Return all entries precisely as they stand, without the images.

Supplied data:
#####
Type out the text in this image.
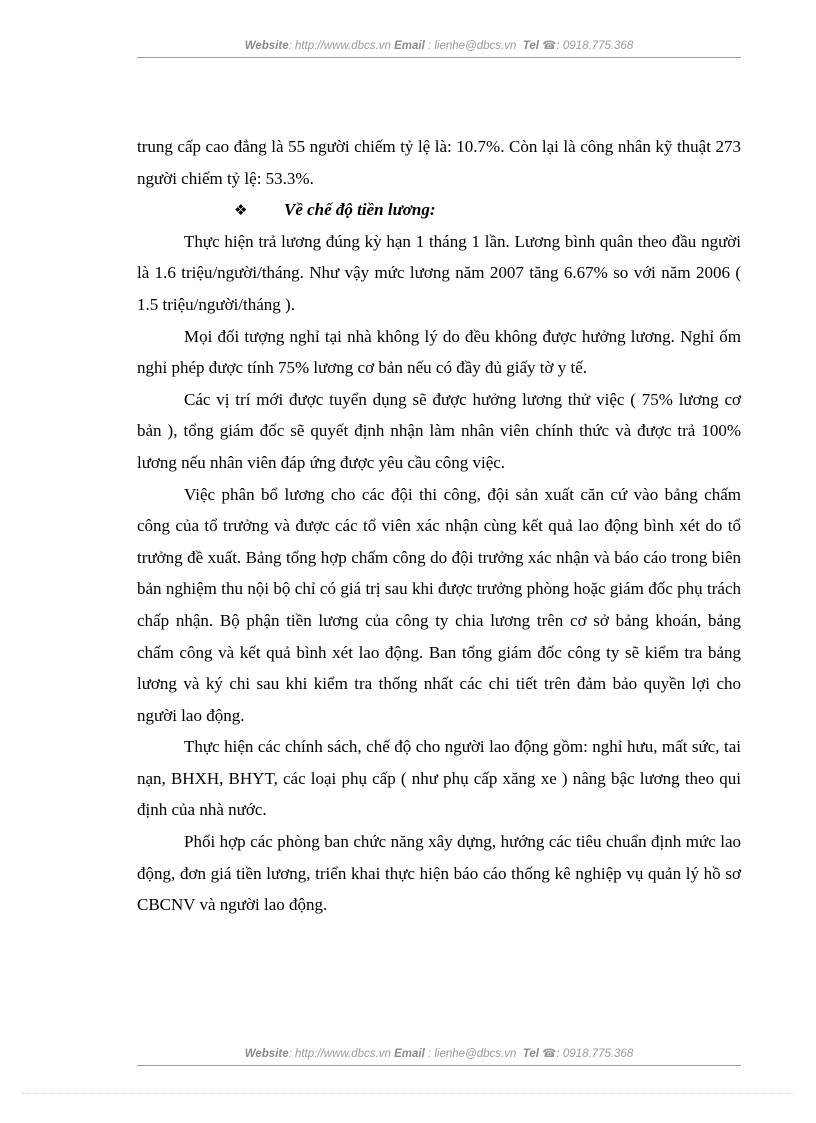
Website: http://www.dbcs.vn Email : lienhe@dbcs.vn Tel ☎: 0918.775.368

trung cấp cao đẳng là 55 người chiếm tỷ lệ là: 10.7%. Còn lại là công nhân kỹ thuật 273 người chiếm tỷ lệ: 53.3%.

❖ Về chế độ tiền lương:

Thực hiện trả lương đúng kỳ hạn 1 tháng 1 lần. Lương bình quân theo đầu người là 1.6 triệu/người/tháng. Như vậy mức lương năm 2007 tăng 6.67% so với năm 2006 ( 1.5 triệu/người/tháng ).

Mọi đối tượng nghỉ tại nhà không lý do đều không được hưởng lương. Nghỉ ốm nghỉ phép được tính 75% lương cơ bản nếu có đầy đủ giấy tờ y tế.

Các vị trí mới được tuyển dụng sẽ được hưởng lương thử việc ( 75% lương cơ bản ), tổng giám đốc sẽ quyết định nhận làm nhân viên chính thức và được trả 100% lương nếu nhân viên đáp ứng được yêu cầu công việc.

Việc phân bổ lương cho các đội thi công, đội sản xuất căn cứ vào bảng chấm công của tổ trưởng và được các tổ viên xác nhận cùng kết quả lao động bình xét do tổ trưởng đề xuất. Bảng tổng hợp chấm công do đội trưởng xác nhận và báo cáo trong biên bản nghiệm thu nội bộ chỉ có giá trị sau khi được trưởng phòng hoặc giám đốc phụ trách chấp nhận. Bộ phận tiền lương của công ty chia lương trên cơ sở bảng khoán, bảng chấm công và kết quả bình xét lao động. Ban tổng giám đốc công ty sẽ kiểm tra bảng lương và ký chi sau khi kiểm tra thống nhất các chi tiết trên đảm bảo quyền lợi cho người lao động.

Thực hiện các chính sách, chế độ cho người lao động gồm: nghỉ hưu, mất sức, tai nạn, BHXH, BHYT, các loại phụ cấp ( như phụ cấp xăng xe ) nâng bậc lương theo qui định của nhà nước.

Phối hợp các phòng ban chức năng xây dựng, hướng các tiêu chuẩn định mức lao động, đơn giá tiền lương, triển khai thực hiện báo cáo thống kê nghiệp vụ quản lý hồ sơ CBCNV và người lao động.

Website: http://www.dbcs.vn Email : lienhe@dbcs.vn Tel ☎: 0918.775.368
#####
Expected answer:
Type out the text in this image.
Website: http://www.dbcs.vn Email : lienhe@dbcs.vn Tel ☎: 0918.775.368

trung cấp cao đẳng là 55 người chiếm tỷ lệ là: 10.7%. Còn lại là công nhân kỹ thuật 273 người chiếm tỷ lệ: 53.3%.

❖ Về chế độ tiền lương:

Thực hiện trả lương đúng kỳ hạn 1 tháng 1 lần. Lương bình quân theo đầu người là 1.6 triệu/người/tháng. Như vậy mức lương năm 2007 tăng 6.67% so với năm 2006 ( 1.5 triệu/người/tháng ).

Mọi đối tượng nghỉ tại nhà không lý do đều không được hưởng lương. Nghỉ ốm nghỉ phép được tính 75% lương cơ bản nếu có đầy đủ giấy tờ y tế.

Các vị trí mới được tuyển dụng sẽ được hưởng lương thử việc ( 75% lương cơ bản ), tổng giám đốc sẽ quyết định nhận làm nhân viên chính thức và được trả 100% lương nếu nhân viên đáp ứng được yêu cầu công việc.

Việc phân bổ lương cho các đội thi công, đội sản xuất căn cứ vào bảng chấm công của tổ trưởng và được các tổ viên xác nhận cùng kết quả lao động bình xét do tổ trưởng đề xuất. Bảng tổng hợp chấm công do đội trưởng xác nhận và báo cáo trong biên bản nghiệm thu nội bộ chỉ có giá trị sau khi được trưởng phòng hoặc giám đốc phụ trách chấp nhận. Bộ phận tiền lương của công ty chia lương trên cơ sở bảng khoán, bảng chấm công và kết quả bình xét lao động. Ban tổng giám đốc công ty sẽ kiểm tra bảng lương và ký chi sau khi kiểm tra thống nhất các chi tiết trên đảm bảo quyền lợi cho người lao động.

Thực hiện các chính sách, chế độ cho người lao động gồm: nghỉ hưu, mất sức, tai nạn, BHXH, BHYT, các loại phụ cấp ( như phụ cấp xăng xe ) nâng bậc lương theo qui định của nhà nước.

Phối hợp các phòng ban chức năng xây dựng, hướng các tiêu chuẩn định mức lao động, đơn giá tiền lương, triển khai thực hiện báo cáo thống kê nghiệp vụ quản lý hồ sơ CBCNV và người lao động.

Website: http://www.dbcs.vn Email : lienhe@dbcs.vn Tel ☎: 0918.775.368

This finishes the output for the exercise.